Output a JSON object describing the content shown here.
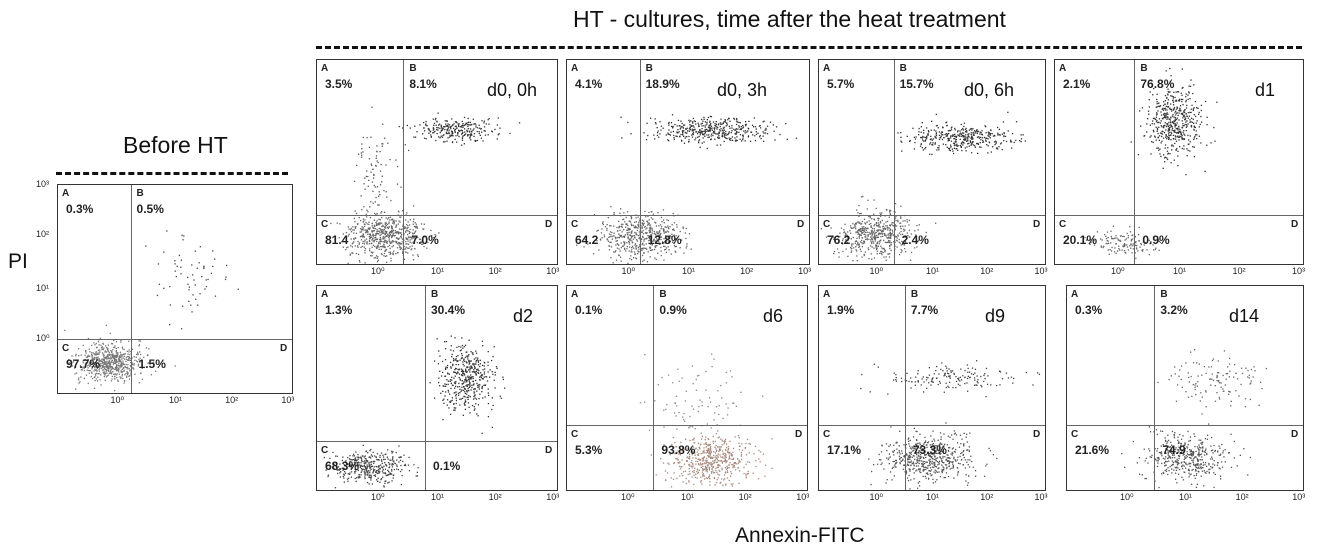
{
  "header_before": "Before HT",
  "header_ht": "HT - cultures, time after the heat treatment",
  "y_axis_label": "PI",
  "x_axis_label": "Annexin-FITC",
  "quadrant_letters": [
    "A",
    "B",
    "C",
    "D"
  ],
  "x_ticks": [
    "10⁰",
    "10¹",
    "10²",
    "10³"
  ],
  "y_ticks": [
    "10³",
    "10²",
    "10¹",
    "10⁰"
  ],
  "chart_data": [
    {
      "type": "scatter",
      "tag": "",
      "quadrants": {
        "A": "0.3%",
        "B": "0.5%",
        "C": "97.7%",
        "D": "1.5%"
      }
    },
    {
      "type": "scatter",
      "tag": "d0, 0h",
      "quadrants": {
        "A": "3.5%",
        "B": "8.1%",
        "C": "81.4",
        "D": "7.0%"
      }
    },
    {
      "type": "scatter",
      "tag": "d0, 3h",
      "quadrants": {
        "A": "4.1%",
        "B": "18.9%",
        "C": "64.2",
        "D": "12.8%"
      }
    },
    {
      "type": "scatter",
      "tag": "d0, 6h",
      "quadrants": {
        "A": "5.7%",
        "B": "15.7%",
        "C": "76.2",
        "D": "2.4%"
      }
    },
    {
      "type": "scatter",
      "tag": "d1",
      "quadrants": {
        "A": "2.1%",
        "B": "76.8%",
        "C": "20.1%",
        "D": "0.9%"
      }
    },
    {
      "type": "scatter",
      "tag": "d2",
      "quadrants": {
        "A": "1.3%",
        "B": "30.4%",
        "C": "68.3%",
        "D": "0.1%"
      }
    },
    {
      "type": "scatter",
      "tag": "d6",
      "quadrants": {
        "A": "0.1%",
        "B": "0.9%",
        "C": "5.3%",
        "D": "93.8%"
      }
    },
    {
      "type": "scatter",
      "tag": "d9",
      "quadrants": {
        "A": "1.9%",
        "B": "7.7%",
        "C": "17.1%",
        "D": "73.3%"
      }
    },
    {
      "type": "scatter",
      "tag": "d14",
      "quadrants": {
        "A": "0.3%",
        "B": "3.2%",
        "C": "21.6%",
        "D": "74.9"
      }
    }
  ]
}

________________________

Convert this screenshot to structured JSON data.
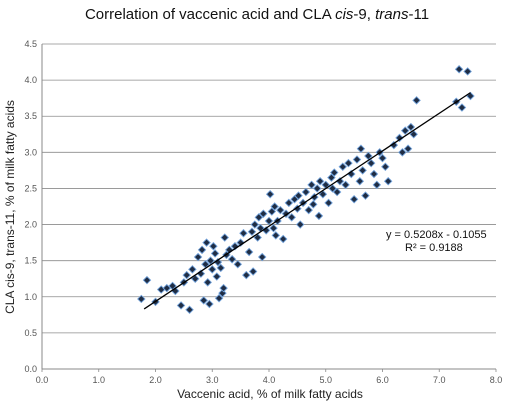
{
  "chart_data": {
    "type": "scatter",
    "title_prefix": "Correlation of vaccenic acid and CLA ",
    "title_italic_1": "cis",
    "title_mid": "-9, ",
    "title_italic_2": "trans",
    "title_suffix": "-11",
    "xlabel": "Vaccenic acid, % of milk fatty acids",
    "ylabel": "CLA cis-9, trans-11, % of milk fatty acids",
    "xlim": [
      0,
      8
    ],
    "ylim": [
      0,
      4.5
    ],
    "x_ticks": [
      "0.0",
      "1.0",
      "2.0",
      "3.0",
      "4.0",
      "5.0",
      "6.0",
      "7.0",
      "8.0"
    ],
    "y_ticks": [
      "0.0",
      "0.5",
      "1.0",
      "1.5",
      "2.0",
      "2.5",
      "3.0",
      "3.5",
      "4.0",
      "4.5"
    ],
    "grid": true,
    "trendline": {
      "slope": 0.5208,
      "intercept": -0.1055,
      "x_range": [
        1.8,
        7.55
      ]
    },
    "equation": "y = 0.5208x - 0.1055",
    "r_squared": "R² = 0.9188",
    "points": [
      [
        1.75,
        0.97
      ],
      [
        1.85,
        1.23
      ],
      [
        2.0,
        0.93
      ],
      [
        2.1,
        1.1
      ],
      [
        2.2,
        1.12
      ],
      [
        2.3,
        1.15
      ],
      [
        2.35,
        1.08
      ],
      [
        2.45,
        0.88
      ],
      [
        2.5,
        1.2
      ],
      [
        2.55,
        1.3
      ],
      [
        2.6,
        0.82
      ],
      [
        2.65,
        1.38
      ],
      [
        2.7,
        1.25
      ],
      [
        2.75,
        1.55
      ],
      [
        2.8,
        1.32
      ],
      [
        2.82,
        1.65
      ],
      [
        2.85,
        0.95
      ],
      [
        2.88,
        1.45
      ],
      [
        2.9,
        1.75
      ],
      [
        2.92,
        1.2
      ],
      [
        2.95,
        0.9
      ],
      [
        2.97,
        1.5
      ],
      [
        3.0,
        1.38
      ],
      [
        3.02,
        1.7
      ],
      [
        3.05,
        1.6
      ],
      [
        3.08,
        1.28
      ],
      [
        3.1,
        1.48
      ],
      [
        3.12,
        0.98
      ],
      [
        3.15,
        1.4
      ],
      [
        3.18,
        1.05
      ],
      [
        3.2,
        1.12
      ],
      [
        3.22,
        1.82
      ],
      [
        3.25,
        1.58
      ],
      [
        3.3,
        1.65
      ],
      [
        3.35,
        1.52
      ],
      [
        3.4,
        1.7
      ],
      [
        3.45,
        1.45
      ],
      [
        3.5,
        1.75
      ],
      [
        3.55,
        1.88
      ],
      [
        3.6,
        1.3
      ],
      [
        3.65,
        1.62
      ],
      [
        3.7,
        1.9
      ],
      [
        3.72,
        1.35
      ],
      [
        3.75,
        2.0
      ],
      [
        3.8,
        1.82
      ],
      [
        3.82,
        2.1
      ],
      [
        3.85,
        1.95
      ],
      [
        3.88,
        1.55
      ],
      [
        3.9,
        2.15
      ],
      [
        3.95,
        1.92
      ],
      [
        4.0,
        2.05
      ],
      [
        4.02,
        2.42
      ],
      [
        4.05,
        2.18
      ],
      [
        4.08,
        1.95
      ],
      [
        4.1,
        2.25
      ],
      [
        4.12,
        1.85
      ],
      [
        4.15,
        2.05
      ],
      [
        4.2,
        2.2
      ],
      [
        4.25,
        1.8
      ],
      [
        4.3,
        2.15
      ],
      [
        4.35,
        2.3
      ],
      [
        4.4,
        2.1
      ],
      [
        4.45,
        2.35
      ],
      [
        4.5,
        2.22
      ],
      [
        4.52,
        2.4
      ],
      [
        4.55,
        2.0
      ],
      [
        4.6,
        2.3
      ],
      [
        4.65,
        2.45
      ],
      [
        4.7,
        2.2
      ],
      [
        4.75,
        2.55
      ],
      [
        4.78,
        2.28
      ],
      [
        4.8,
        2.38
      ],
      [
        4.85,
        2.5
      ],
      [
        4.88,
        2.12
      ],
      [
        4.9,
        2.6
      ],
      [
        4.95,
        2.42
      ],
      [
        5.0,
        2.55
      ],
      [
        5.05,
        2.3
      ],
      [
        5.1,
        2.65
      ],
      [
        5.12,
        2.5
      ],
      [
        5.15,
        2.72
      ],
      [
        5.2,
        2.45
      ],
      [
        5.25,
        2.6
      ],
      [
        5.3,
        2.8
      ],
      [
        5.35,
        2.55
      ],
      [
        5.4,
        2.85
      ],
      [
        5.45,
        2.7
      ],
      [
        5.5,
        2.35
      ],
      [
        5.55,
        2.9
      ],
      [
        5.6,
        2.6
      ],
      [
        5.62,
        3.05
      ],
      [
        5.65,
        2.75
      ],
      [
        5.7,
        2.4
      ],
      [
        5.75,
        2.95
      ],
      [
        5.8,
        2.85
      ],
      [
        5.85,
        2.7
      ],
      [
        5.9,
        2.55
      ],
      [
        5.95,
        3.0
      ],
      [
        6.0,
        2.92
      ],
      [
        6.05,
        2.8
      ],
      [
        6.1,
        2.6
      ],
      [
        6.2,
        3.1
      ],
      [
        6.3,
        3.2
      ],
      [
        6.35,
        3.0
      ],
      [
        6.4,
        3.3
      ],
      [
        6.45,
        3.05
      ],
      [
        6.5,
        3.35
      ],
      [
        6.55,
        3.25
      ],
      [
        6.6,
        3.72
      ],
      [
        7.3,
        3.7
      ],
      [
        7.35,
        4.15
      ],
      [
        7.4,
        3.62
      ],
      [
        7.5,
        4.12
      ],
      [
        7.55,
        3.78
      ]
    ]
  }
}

________________________

## GIVEN REQUEST
Pick every line with "trans" in it and copy it.

## REPLY TO THE TASK
    "title_italic_2": "trans",
    "ylabel": "CLA cis-9, trans-11, % of milk fatty acids",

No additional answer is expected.